THE PROBLEM - Write out the whole of the material exactly.

PROVIDED DATA -
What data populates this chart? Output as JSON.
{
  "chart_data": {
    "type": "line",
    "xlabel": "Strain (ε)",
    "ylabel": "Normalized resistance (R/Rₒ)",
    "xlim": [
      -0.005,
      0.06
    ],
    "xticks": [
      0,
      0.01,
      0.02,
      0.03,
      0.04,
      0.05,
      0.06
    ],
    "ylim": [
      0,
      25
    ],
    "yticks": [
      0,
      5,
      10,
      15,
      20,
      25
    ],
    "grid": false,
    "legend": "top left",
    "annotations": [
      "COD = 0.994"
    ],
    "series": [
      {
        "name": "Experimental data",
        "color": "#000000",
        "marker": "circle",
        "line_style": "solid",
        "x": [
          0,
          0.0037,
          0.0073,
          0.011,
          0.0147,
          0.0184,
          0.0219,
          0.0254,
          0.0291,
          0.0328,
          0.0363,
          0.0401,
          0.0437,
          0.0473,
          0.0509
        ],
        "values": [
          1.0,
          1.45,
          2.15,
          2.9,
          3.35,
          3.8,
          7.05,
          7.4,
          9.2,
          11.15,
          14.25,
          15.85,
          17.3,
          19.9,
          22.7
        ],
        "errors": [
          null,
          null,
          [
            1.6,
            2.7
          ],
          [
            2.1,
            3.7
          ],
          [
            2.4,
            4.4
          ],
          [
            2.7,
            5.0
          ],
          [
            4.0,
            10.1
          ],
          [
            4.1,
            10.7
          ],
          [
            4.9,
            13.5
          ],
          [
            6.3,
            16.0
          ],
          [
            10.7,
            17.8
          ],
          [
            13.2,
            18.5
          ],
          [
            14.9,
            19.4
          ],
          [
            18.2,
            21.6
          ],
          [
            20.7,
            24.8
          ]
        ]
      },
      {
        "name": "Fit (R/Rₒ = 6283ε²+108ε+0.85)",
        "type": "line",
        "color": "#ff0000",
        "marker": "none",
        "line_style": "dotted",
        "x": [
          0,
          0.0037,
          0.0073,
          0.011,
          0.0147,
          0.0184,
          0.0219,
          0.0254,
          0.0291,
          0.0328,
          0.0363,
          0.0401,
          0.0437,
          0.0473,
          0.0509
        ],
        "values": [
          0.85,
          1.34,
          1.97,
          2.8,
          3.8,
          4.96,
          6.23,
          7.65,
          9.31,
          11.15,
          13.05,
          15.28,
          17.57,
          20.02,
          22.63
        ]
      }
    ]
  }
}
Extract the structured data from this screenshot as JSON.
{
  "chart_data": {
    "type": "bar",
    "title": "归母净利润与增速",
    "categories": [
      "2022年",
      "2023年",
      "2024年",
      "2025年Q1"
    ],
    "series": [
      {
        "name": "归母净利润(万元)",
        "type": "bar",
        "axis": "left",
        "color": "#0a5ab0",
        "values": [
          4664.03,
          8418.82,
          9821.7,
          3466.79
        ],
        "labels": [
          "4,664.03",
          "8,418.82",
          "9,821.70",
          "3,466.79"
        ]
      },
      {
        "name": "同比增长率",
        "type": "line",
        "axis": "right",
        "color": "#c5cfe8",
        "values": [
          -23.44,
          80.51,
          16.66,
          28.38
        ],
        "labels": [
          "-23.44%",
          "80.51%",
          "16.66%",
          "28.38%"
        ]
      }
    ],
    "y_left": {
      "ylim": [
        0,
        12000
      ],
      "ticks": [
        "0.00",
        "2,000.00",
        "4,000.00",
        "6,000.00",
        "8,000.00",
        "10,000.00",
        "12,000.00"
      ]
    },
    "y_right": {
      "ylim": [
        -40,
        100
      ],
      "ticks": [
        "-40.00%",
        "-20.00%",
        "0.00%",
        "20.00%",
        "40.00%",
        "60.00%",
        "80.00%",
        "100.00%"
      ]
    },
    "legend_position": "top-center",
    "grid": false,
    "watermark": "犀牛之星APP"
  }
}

OUTPUT OF THE TASK -
What data populates this chart? Output as JSON.
{
  "chart_data": {
    "type": "line",
    "xlabel": "Strain (ε)",
    "ylabel": "Normalized resistance (R/Rₒ)",
    "xlim": [
      -0.005,
      0.06
    ],
    "xticks": [
      0,
      0.01,
      0.02,
      0.03,
      0.04,
      0.05,
      0.06
    ],
    "ylim": [
      0,
      25
    ],
    "yticks": [
      0,
      5,
      10,
      15,
      20,
      25
    ],
    "grid": false,
    "legend": "top left",
    "annotations": [
      "COD = 0.994"
    ],
    "series": [
      {
        "name": "Experimental data",
        "color": "#000000",
        "marker": "circle",
        "line_style": "solid",
        "x": [
          0,
          0.0037,
          0.0073,
          0.011,
          0.0147,
          0.0184,
          0.0219,
          0.0254,
          0.0291,
          0.0328,
          0.0363,
          0.0401,
          0.0437,
          0.0473,
          0.0509
        ],
        "values": [
          1.0,
          1.45,
          2.15,
          2.9,
          3.35,
          3.8,
          7.05,
          7.4,
          9.2,
          11.15,
          14.25,
          15.85,
          17.3,
          19.9,
          22.7
        ],
        "errors": [
          null,
          null,
          [
            1.6,
            2.7
          ],
          [
            2.1,
            3.7
          ],
          [
            2.4,
            4.4
          ],
          [
            2.7,
            5.0
          ],
          [
            4.0,
            10.1
          ],
          [
            4.1,
            10.7
          ],
          [
            4.9,
            13.5
          ],
          [
            6.3,
            16.0
          ],
          [
            10.7,
            17.8
          ],
          [
            13.2,
            18.5
          ],
          [
            14.9,
            19.4
          ],
          [
            18.2,
            21.6
          ],
          [
            20.7,
            24.8
          ]
        ]
      },
      {
        "name": "Fit (R/Rₒ = 6283ε²+108ε+0.85)",
        "type": "line",
        "color": "#ff0000",
        "marker": "none",
        "line_style": "dotted",
        "x": [
          0,
          0.0037,
          0.0073,
          0.011,
          0.0147,
          0.0184,
          0.0219,
          0.0254,
          0.0291,
          0.0328,
          0.0363,
          0.0401,
          0.0437,
          0.0473,
          0.0509
        ],
        "values": [
          0.85,
          1.34,
          1.97,
          2.8,
          3.8,
          4.96,
          6.23,
          7.65,
          9.31,
          11.15,
          13.05,
          15.28,
          17.57,
          20.02,
          22.63
        ]
      }
    ]
  }
}
Extract the structured data from this screenshot as JSON.
{
  "chart_data": {
    "type": "bar",
    "title": "归母净利润与增速",
    "categories": [
      "2022年",
      "2023年",
      "2024年",
      "2025年Q1"
    ],
    "series": [
      {
        "name": "归母净利润(万元)",
        "type": "bar",
        "axis": "left",
        "color": "#0a5ab0",
        "values": [
          4664.03,
          8418.82,
          9821.7,
          3466.79
        ],
        "labels": [
          "4,664.03",
          "8,418.82",
          "9,821.70",
          "3,466.79"
        ]
      },
      {
        "name": "同比增长率",
        "type": "line",
        "axis": "right",
        "color": "#c5cfe8",
        "values": [
          -23.44,
          80.51,
          16.66,
          28.38
        ],
        "labels": [
          "-23.44%",
          "80.51%",
          "16.66%",
          "28.38%"
        ]
      }
    ],
    "y_left": {
      "ylim": [
        0,
        12000
      ],
      "ticks": [
        "0.00",
        "2,000.00",
        "4,000.00",
        "6,000.00",
        "8,000.00",
        "10,000.00",
        "12,000.00"
      ]
    },
    "y_right": {
      "ylim": [
        -40,
        100
      ],
      "ticks": [
        "-40.00%",
        "-20.00%",
        "0.00%",
        "20.00%",
        "40.00%",
        "60.00%",
        "80.00%",
        "100.00%"
      ]
    },
    "legend_position": "top-center",
    "grid": false,
    "watermark": "犀牛之星APP"
  }
}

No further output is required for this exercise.